Collection entries
##############################
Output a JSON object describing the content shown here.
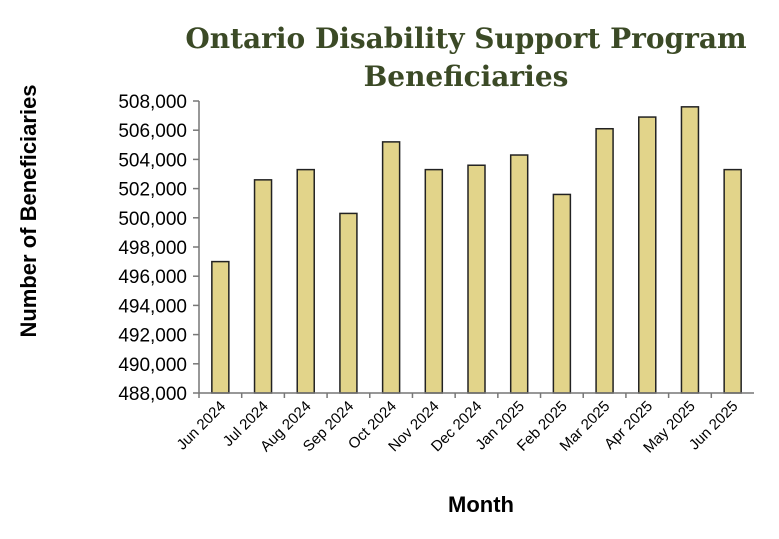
{
  "chart_data": {
    "type": "bar",
    "title_lines": [
      "Ontario Disability Support Program",
      "Beneficiaries"
    ],
    "xlabel": "Month",
    "ylabel": "Number of Beneficiaries",
    "categories": [
      "Jun 2024",
      "Jul 2024",
      "Aug 2024",
      "Sep 2024",
      "Oct 2024",
      "Nov 2024",
      "Dec 2024",
      "Jan 2025",
      "Feb 2025",
      "Mar 2025",
      "Apr 2025",
      "May 2025",
      "Jun 2025"
    ],
    "values": [
      497000,
      502600,
      503300,
      500300,
      505200,
      503300,
      503600,
      504300,
      501600,
      506100,
      506900,
      507600,
      503300
    ],
    "ylim": [
      488000,
      508000
    ],
    "yticks": [
      488000,
      490000,
      492000,
      494000,
      496000,
      498000,
      500000,
      502000,
      504000,
      506000,
      508000
    ],
    "ytick_labels": [
      "488,000",
      "490,000",
      "492,000",
      "494,000",
      "496,000",
      "498,000",
      "500,000",
      "502,000",
      "504,000",
      "506,000",
      "508,000"
    ],
    "bar_color": "#e2d48a",
    "title_color": "#3b4a26",
    "grid": false,
    "legend": "none"
  }
}
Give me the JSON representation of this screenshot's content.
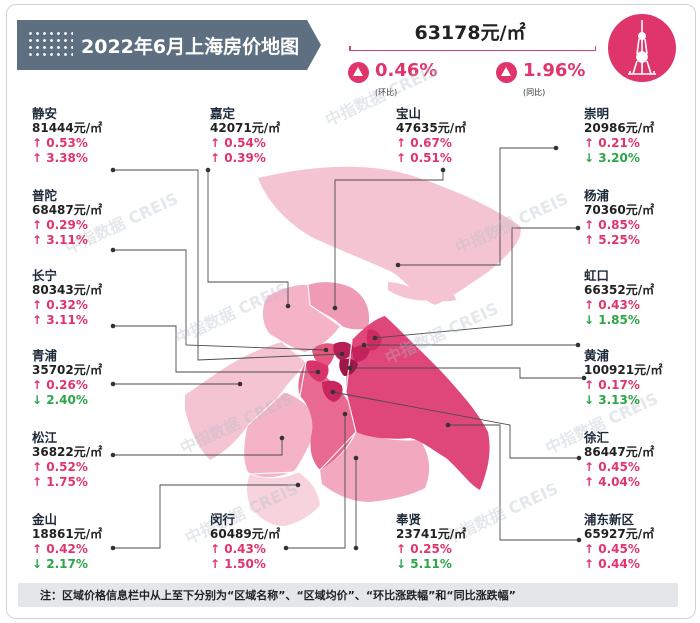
{
  "title": "2022年6月上海房价地图",
  "overall": {
    "avg_price": "63178元/㎡",
    "mom_value": "0.46%",
    "mom_label": "(环比)",
    "yoy_value": "1.96%",
    "yoy_label": "(同比)"
  },
  "watermark": "中指数据 CREIS",
  "districts": [
    {
      "key": "jingan",
      "name": "静安",
      "price": "81444元/㎡",
      "mom_dir": "up",
      "mom": "0.53%",
      "yoy_dir": "up",
      "yoy": "3.38%"
    },
    {
      "key": "jiading",
      "name": "嘉定",
      "price": "42071元/㎡",
      "mom_dir": "up",
      "mom": "0.54%",
      "yoy_dir": "up",
      "yoy": "0.39%"
    },
    {
      "key": "baoshan",
      "name": "宝山",
      "price": "47635元/㎡",
      "mom_dir": "up",
      "mom": "0.67%",
      "yoy_dir": "up",
      "yoy": "0.51%"
    },
    {
      "key": "chongming",
      "name": "崇明",
      "price": "20986元/㎡",
      "mom_dir": "up",
      "mom": "0.21%",
      "yoy_dir": "down",
      "yoy": "3.20%"
    },
    {
      "key": "putuo",
      "name": "普陀",
      "price": "68487元/㎡",
      "mom_dir": "up",
      "mom": "0.29%",
      "yoy_dir": "up",
      "yoy": "3.11%"
    },
    {
      "key": "yangpu",
      "name": "杨浦",
      "price": "70360元/㎡",
      "mom_dir": "up",
      "mom": "0.85%",
      "yoy_dir": "up",
      "yoy": "5.25%"
    },
    {
      "key": "changning",
      "name": "长宁",
      "price": "80343元/㎡",
      "mom_dir": "up",
      "mom": "0.32%",
      "yoy_dir": "up",
      "yoy": "3.11%"
    },
    {
      "key": "hongkou",
      "name": "虹口",
      "price": "66352元/㎡",
      "mom_dir": "up",
      "mom": "0.43%",
      "yoy_dir": "down",
      "yoy": "1.85%"
    },
    {
      "key": "qingpu",
      "name": "青浦",
      "price": "35702元/㎡",
      "mom_dir": "up",
      "mom": "0.26%",
      "yoy_dir": "down",
      "yoy": "2.40%"
    },
    {
      "key": "huangpu",
      "name": "黄浦",
      "price": "100921元/㎡",
      "mom_dir": "up",
      "mom": "0.17%",
      "yoy_dir": "down",
      "yoy": "3.13%"
    },
    {
      "key": "songjiang",
      "name": "松江",
      "price": "36822元/㎡",
      "mom_dir": "up",
      "mom": "0.52%",
      "yoy_dir": "up",
      "yoy": "1.75%"
    },
    {
      "key": "xuhui",
      "name": "徐汇",
      "price": "86447元/㎡",
      "mom_dir": "up",
      "mom": "0.45%",
      "yoy_dir": "up",
      "yoy": "4.04%"
    },
    {
      "key": "jinshan",
      "name": "金山",
      "price": "18861元/㎡",
      "mom_dir": "up",
      "mom": "0.42%",
      "yoy_dir": "down",
      "yoy": "2.17%"
    },
    {
      "key": "minhang",
      "name": "闵行",
      "price": "60489元/㎡",
      "mom_dir": "up",
      "mom": "0.43%",
      "yoy_dir": "up",
      "yoy": "1.50%"
    },
    {
      "key": "fengxian",
      "name": "奉贤",
      "price": "23741元/㎡",
      "mom_dir": "up",
      "mom": "0.25%",
      "yoy_dir": "down",
      "yoy": "5.11%"
    },
    {
      "key": "pudong",
      "name": "浦东新区",
      "price": "65927元/㎡",
      "mom_dir": "up",
      "mom": "0.45%",
      "yoy_dir": "up",
      "yoy": "0.44%"
    }
  ],
  "note": "注：区域价格信息栏中从上至下分别为“区域名称”、“区域均价”、“环比涨跌幅”和“同比涨跌幅”",
  "colors": {
    "accent": "#e0356b",
    "up": "#e0356b",
    "down": "#2da548",
    "banner": "#5d6f80"
  }
}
##############################
## Set exercise:
Copy all of the entries verbatim, leaving out any pictures they contain.

## The result:
Output a JSON object describing the content shown here.
{
  "chart_data": {
    "type": "bar",
    "title_lines": [
      "Ontario Disability Support Program",
      "Beneficiaries"
    ],
    "xlabel": "Month",
    "ylabel": "Number of Beneficiaries",
    "categories": [
      "Jun 2024",
      "Jul 2024",
      "Aug 2024",
      "Sep 2024",
      "Oct 2024",
      "Nov 2024",
      "Dec 2024",
      "Jan 2025",
      "Feb 2025",
      "Mar 2025",
      "Apr 2025",
      "May 2025",
      "Jun 2025"
    ],
    "values": [
      497000,
      502600,
      503300,
      500300,
      505200,
      503300,
      503600,
      504300,
      501600,
      506100,
      506900,
      507600,
      503300
    ],
    "ylim": [
      488000,
      508000
    ],
    "yticks": [
      488000,
      490000,
      492000,
      494000,
      496000,
      498000,
      500000,
      502000,
      504000,
      506000,
      508000
    ],
    "ytick_labels": [
      "488,000",
      "490,000",
      "492,000",
      "494,000",
      "496,000",
      "498,000",
      "500,000",
      "502,000",
      "504,000",
      "506,000",
      "508,000"
    ],
    "bar_color": "#e2d48a",
    "title_color": "#3b4a26",
    "grid": false,
    "legend": "none"
  }
}
Give me the JSON representation of this screenshot's content.
{
  "title": "2022年6月上海房价地图",
  "overall": {
    "avg_price": "63178元/㎡",
    "mom_value": "0.46%",
    "mom_label": "(环比)",
    "yoy_value": "1.96%",
    "yoy_label": "(同比)"
  },
  "watermark": "中指数据 CREIS",
  "districts": [
    {
      "key": "jingan",
      "name": "静安",
      "price": "81444元/㎡",
      "mom_dir": "up",
      "mom": "0.53%",
      "yoy_dir": "up",
      "yoy": "3.38%"
    },
    {
      "key": "jiading",
      "name": "嘉定",
      "price": "42071元/㎡",
      "mom_dir": "up",
      "mom": "0.54%",
      "yoy_dir": "up",
      "yoy": "0.39%"
    },
    {
      "key": "baoshan",
      "name": "宝山",
      "price": "47635元/㎡",
      "mom_dir": "up",
      "mom": "0.67%",
      "yoy_dir": "up",
      "yoy": "0.51%"
    },
    {
      "key": "chongming",
      "name": "崇明",
      "price": "20986元/㎡",
      "mom_dir": "up",
      "mom": "0.21%",
      "yoy_dir": "down",
      "yoy": "3.20%"
    },
    {
      "key": "putuo",
      "name": "普陀",
      "price": "68487元/㎡",
      "mom_dir": "up",
      "mom": "0.29%",
      "yoy_dir": "up",
      "yoy": "3.11%"
    },
    {
      "key": "yangpu",
      "name": "杨浦",
      "price": "70360元/㎡",
      "mom_dir": "up",
      "mom": "0.85%",
      "yoy_dir": "up",
      "yoy": "5.25%"
    },
    {
      "key": "changning",
      "name": "长宁",
      "price": "80343元/㎡",
      "mom_dir": "up",
      "mom": "0.32%",
      "yoy_dir": "up",
      "yoy": "3.11%"
    },
    {
      "key": "hongkou",
      "name": "虹口",
      "price": "66352元/㎡",
      "mom_dir": "up",
      "mom": "0.43%",
      "yoy_dir": "down",
      "yoy": "1.85%"
    },
    {
      "key": "qingpu",
      "name": "青浦",
      "price": "35702元/㎡",
      "mom_dir": "up",
      "mom": "0.26%",
      "yoy_dir": "down",
      "yoy": "2.40%"
    },
    {
      "key": "huangpu",
      "name": "黄浦",
      "price": "100921元/㎡",
      "mom_dir": "up",
      "mom": "0.17%",
      "yoy_dir": "down",
      "yoy": "3.13%"
    },
    {
      "key": "songjiang",
      "name": "松江",
      "price": "36822元/㎡",
      "mom_dir": "up",
      "mom": "0.52%",
      "yoy_dir": "up",
      "yoy": "1.75%"
    },
    {
      "key": "xuhui",
      "name": "徐汇",
      "price": "86447元/㎡",
      "mom_dir": "up",
      "mom": "0.45%",
      "yoy_dir": "up",
      "yoy": "4.04%"
    },
    {
      "key": "jinshan",
      "name": "金山",
      "price": "18861元/㎡",
      "mom_dir": "up",
      "mom": "0.42%",
      "yoy_dir": "down",
      "yoy": "2.17%"
    },
    {
      "key": "minhang",
      "name": "闵行",
      "price": "60489元/㎡",
      "mom_dir": "up",
      "mom": "0.43%",
      "yoy_dir": "up",
      "yoy": "1.50%"
    },
    {
      "key": "fengxian",
      "name": "奉贤",
      "price": "23741元/㎡",
      "mom_dir": "up",
      "mom": "0.25%",
      "yoy_dir": "down",
      "yoy": "5.11%"
    },
    {
      "key": "pudong",
      "name": "浦东新区",
      "price": "65927元/㎡",
      "mom_dir": "up",
      "mom": "0.45%",
      "yoy_dir": "up",
      "yoy": "0.44%"
    }
  ],
  "note": "注：区域价格信息栏中从上至下分别为“区域名称”、“区域均价”、“环比涨跌幅”和“同比涨跌幅”",
  "colors": {
    "accent": "#e0356b",
    "up": "#e0356b",
    "down": "#2da548",
    "banner": "#5d6f80"
  }
}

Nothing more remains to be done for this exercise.